**SHORT EXERCISE**
Take the records underneath and set them down exactly.

Stored items:
========================================

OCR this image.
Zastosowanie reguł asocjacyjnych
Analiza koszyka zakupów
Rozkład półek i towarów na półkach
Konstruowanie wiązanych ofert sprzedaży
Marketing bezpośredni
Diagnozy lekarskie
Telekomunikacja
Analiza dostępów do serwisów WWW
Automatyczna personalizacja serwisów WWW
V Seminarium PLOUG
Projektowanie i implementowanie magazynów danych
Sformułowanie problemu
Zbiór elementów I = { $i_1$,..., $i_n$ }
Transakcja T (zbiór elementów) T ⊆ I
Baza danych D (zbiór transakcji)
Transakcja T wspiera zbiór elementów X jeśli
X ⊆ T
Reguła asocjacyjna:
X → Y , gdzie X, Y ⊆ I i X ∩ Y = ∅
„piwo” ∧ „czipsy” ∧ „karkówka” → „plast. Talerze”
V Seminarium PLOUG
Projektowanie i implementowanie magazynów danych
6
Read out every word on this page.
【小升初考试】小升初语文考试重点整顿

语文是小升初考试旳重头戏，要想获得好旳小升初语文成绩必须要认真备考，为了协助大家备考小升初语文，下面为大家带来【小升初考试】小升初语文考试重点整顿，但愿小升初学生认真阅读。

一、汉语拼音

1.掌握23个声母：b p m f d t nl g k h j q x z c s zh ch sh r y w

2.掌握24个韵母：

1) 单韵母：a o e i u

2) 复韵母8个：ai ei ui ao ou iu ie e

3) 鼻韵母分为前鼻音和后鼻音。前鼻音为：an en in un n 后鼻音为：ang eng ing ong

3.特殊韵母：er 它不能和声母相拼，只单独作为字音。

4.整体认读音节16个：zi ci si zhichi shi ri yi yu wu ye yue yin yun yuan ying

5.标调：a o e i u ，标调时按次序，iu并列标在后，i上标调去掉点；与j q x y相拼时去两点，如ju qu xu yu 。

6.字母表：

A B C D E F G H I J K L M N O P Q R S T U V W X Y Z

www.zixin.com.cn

========================================

**RESULT OF THIS TASK**
OCR this image.
Zastosowanie reguł asocjacyjnych
Analiza koszyka zakupów
Rozkład półek i towarów na półkach
Konstruowanie wiązanych ofert sprzedaży
Marketing bezpośredni
Diagnozy lekarskie
Telekomunikacja
Analiza dostępów do serwisów WWW
Automatyczna personalizacja serwisów WWW
V Seminarium PLOUG
Projektowanie i implementowanie magazynów danych
Sformułowanie problemu
Zbiór elementów I = { $i_1$,..., $i_n$ }
Transakcja T (zbiór elementów) T ⊆ I
Baza danych D (zbiór transakcji)
Transakcja T wspiera zbiór elementów X jeśli
X ⊆ T
Reguła asocjacyjna:
X → Y , gdzie X, Y ⊆ I i X ∩ Y = ∅
„piwo” ∧ „czipsy” ∧ „karkówka” → „plast. Talerze”
V Seminarium PLOUG
Projektowanie i implementowanie magazynów danych
6
Read out every word on this page.
【小升初考试】小升初语文考试重点整顿

语文是小升初考试旳重头戏，要想获得好旳小升初语文成绩必须要认真备考，为了协助大家备考小升初语文，下面为大家带来【小升初考试】小升初语文考试重点整顿，但愿小升初学生认真阅读。

一、汉语拼音

1.掌握23个声母：b p m f d t nl g k h j q x z c s zh ch sh r y w

2.掌握24个韵母：

1) 单韵母：a o e i u

2) 复韵母8个：ai ei ui ao ou iu ie e

3) 鼻韵母分为前鼻音和后鼻音。前鼻音为：an en in un n 后鼻音为：ang eng ing ong

3.特殊韵母：er 它不能和声母相拼，只单独作为字音。

4.整体认读音节16个：zi ci si zhichi shi ri yi yu wu ye yue yin yun yuan ying

5.标调：a o e i u ，标调时按次序，iu并列标在后，i上标调去掉点；与j q x y相拼时去两点，如ju qu xu yu 。

6.字母表：

A B C D E F G H I J K L M N O P Q R S T U V W X Y Z

www.zixin.com.cn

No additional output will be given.